THE EXERCISE: Pick out all lines with the word "color" from the records that follow.

Figure data in JSON
---*---
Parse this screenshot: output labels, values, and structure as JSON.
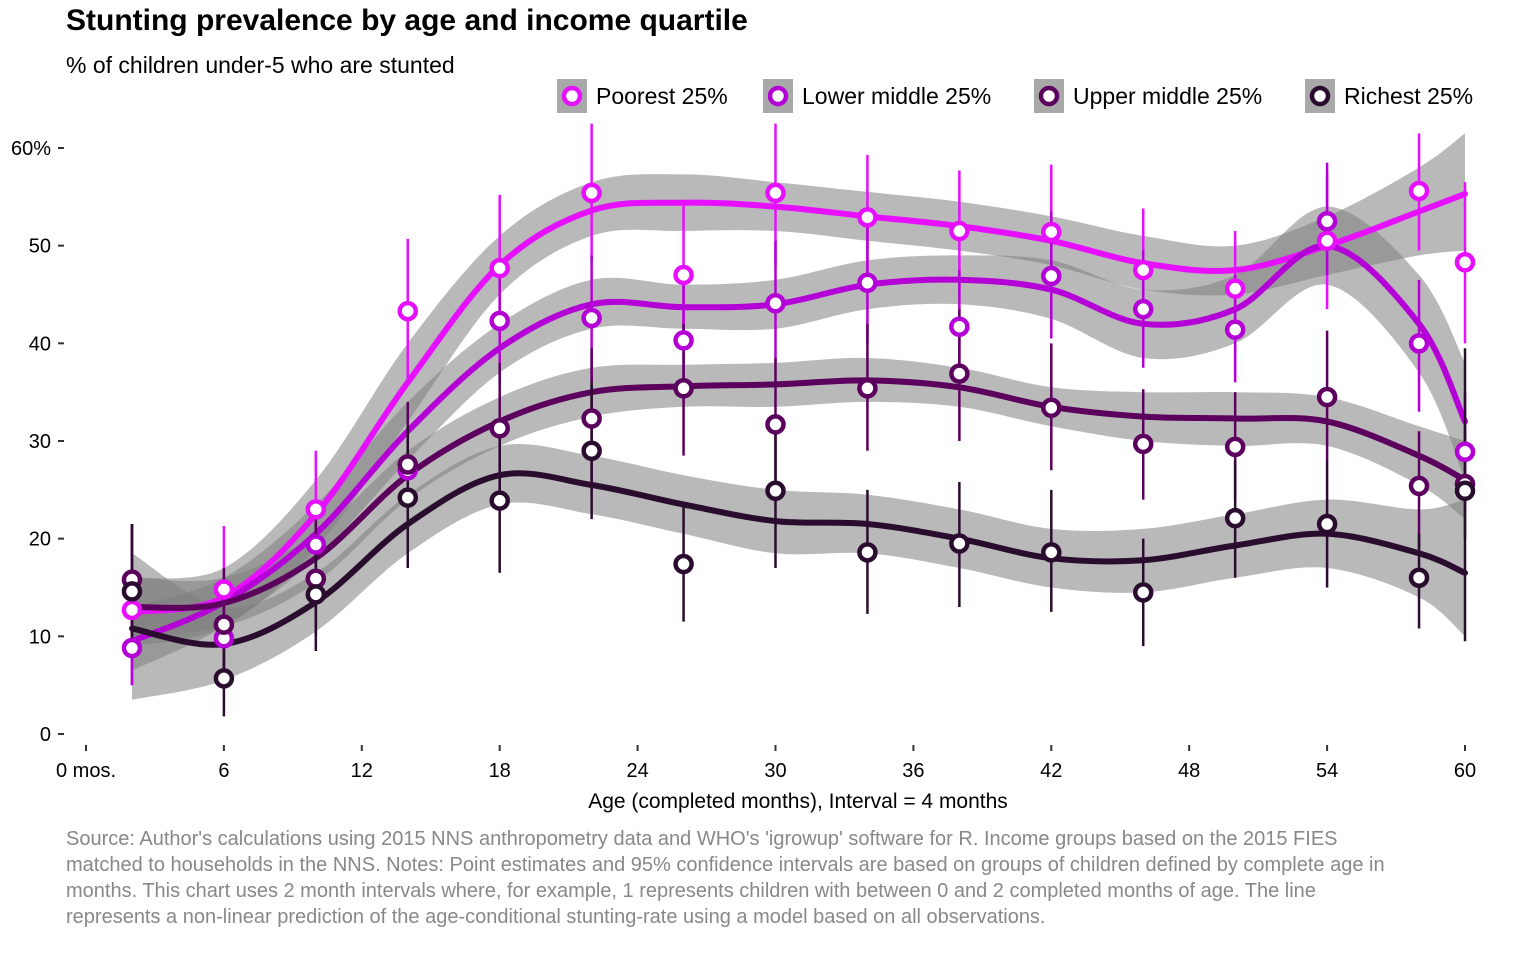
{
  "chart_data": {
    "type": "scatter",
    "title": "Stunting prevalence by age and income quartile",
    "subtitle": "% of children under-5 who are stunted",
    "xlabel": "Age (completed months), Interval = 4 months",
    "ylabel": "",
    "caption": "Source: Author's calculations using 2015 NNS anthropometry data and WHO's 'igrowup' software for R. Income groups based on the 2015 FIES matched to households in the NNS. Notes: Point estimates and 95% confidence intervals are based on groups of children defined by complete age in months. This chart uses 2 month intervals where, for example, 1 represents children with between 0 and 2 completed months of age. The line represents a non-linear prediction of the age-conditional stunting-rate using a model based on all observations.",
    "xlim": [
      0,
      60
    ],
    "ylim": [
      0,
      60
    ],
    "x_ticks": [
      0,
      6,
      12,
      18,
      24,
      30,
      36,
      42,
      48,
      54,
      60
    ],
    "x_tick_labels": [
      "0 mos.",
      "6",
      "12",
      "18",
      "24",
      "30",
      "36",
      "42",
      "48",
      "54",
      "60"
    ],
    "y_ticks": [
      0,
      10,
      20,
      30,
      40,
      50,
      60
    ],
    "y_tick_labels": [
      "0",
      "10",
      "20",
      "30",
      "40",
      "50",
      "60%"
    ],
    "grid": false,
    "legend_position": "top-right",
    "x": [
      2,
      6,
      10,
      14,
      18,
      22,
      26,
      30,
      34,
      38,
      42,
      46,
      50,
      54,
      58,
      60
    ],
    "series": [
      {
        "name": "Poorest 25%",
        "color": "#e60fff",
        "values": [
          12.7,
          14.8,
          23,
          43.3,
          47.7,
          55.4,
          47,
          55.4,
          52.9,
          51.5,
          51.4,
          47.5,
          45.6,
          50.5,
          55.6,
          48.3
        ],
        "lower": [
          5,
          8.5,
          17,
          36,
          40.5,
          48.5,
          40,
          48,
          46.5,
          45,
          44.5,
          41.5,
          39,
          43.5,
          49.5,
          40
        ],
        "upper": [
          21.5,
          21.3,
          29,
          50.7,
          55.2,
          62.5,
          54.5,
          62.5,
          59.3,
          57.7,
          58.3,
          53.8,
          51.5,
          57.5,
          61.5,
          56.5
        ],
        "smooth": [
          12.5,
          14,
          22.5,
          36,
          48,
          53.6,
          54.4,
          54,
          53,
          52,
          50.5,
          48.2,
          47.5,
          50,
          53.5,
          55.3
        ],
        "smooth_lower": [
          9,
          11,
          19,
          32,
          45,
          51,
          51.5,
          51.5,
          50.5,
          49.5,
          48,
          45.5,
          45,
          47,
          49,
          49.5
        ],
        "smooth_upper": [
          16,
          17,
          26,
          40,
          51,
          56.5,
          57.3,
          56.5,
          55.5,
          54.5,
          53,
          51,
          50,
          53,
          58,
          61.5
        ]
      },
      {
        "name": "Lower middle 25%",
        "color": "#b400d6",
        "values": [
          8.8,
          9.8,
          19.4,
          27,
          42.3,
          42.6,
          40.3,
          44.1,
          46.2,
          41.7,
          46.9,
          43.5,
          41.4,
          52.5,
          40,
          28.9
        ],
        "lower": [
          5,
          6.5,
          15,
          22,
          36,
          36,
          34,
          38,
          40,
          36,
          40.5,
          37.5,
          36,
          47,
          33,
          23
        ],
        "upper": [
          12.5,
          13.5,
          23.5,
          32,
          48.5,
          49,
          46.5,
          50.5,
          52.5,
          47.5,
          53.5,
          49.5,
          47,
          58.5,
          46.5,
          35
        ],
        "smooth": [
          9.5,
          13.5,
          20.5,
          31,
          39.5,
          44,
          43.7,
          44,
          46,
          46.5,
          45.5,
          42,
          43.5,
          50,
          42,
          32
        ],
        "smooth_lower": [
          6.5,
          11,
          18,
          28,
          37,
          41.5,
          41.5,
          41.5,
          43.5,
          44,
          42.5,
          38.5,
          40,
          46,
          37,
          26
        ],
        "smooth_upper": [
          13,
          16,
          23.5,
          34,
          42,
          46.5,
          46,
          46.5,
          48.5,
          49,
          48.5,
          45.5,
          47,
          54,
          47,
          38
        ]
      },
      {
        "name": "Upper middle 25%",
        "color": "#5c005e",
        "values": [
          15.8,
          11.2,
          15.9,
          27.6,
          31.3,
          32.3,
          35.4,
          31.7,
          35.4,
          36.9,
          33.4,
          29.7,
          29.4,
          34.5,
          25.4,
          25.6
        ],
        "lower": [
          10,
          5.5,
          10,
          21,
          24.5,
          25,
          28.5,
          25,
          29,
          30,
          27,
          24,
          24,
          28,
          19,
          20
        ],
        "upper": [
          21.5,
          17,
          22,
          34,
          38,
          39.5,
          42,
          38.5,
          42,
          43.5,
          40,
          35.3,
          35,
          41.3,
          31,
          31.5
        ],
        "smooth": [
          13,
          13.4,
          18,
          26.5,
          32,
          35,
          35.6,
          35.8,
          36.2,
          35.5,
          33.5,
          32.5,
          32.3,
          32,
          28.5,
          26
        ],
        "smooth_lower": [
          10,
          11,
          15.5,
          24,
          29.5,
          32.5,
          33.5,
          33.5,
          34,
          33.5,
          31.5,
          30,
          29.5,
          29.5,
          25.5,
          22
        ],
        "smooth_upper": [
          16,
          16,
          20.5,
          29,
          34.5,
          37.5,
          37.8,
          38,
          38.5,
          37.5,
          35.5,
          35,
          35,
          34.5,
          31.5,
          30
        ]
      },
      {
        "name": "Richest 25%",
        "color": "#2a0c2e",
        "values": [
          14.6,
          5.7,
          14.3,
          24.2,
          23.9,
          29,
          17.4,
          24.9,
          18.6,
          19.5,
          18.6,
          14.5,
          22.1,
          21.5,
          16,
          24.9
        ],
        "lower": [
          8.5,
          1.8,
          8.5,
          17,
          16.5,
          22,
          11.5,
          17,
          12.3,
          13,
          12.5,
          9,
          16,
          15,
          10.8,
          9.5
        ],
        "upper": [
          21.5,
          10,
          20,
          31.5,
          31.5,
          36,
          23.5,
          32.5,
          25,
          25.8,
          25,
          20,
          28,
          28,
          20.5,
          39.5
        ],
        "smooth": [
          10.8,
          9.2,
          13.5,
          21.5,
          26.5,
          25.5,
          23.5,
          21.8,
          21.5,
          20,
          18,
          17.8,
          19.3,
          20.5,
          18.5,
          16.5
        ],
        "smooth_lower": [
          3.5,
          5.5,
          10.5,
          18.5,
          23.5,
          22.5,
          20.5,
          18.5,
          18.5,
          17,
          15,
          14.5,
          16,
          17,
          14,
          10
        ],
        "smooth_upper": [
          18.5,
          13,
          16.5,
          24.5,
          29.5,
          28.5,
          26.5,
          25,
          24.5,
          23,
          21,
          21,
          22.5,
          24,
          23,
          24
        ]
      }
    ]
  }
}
---*---
EXPECTED ANSWER:
        "color": "#e60fff",
        "color": "#b400d6",
        "color": "#5c005e",
        "color": "#2a0c2e",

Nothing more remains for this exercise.